> **PROBLEM DETAILS**
You are to retype all of the data exactly as it appears.
*** DATASET EXTRACT
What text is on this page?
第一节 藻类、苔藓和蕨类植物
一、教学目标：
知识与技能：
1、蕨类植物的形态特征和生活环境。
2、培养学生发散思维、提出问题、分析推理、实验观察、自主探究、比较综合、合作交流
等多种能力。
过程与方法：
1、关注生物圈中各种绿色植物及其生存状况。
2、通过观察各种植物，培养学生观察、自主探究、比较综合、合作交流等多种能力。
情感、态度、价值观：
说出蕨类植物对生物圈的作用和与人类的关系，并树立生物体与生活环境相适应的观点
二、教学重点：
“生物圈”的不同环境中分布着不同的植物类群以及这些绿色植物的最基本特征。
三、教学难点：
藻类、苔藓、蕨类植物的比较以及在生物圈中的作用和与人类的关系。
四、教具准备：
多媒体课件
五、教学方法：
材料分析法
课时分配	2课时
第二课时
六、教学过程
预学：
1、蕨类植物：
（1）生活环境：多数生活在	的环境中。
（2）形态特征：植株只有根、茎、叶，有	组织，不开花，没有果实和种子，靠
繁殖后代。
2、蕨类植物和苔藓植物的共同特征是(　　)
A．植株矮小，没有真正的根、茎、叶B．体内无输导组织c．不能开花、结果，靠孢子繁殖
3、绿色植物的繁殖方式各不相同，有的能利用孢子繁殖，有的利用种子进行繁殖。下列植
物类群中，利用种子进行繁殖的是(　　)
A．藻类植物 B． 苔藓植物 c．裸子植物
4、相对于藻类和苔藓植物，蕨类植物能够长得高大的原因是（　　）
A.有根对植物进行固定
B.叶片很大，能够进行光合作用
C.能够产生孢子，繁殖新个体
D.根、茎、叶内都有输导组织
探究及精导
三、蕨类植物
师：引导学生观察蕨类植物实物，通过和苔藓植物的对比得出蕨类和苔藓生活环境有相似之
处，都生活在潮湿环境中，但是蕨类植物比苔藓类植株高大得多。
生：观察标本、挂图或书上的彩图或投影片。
******
> **WRITTEN ANSWER**
What text is on this page?
第一节 藻类、苔藓和蕨类植物
一、教学目标：
知识与技能：
1、蕨类植物的形态特征和生活环境。
2、培养学生发散思维、提出问题、分析推理、实验观察、自主探究、比较综合、合作交流
等多种能力。
过程与方法：
1、关注生物圈中各种绿色植物及其生存状况。
2、通过观察各种植物，培养学生观察、自主探究、比较综合、合作交流等多种能力。
情感、态度、价值观：
说出蕨类植物对生物圈的作用和与人类的关系，并树立生物体与生活环境相适应的观点
二、教学重点：
“生物圈”的不同环境中分布着不同的植物类群以及这些绿色植物的最基本特征。
三、教学难点：
藻类、苔藓、蕨类植物的比较以及在生物圈中的作用和与人类的关系。
四、教具准备：
多媒体课件
五、教学方法：
材料分析法
课时分配	2课时
第二课时
六、教学过程
预学：
1、蕨类植物：
（1）生活环境：多数生活在	的环境中。
（2）形态特征：植株只有根、茎、叶，有	组织，不开花，没有果实和种子，靠
繁殖后代。
2、蕨类植物和苔藓植物的共同特征是(　　)
A．植株矮小，没有真正的根、茎、叶B．体内无输导组织c．不能开花、结果，靠孢子繁殖
3、绿色植物的繁殖方式各不相同，有的能利用孢子繁殖，有的利用种子进行繁殖。下列植
物类群中，利用种子进行繁殖的是(　　)
A．藻类植物 B． 苔藓植物 c．裸子植物
4、相对于藻类和苔藓植物，蕨类植物能够长得高大的原因是（　　）
A.有根对植物进行固定
B.叶片很大，能够进行光合作用
C.能够产生孢子，繁殖新个体
D.根、茎、叶内都有输导组织
探究及精导
三、蕨类植物
师：引导学生观察蕨类植物实物，通过和苔藓植物的对比得出蕨类和苔藓生活环境有相似之
处，都生活在潮湿环境中，但是蕨类植物比苔藓类植株高大得多。
生：观察标本、挂图或书上的彩图或投影片。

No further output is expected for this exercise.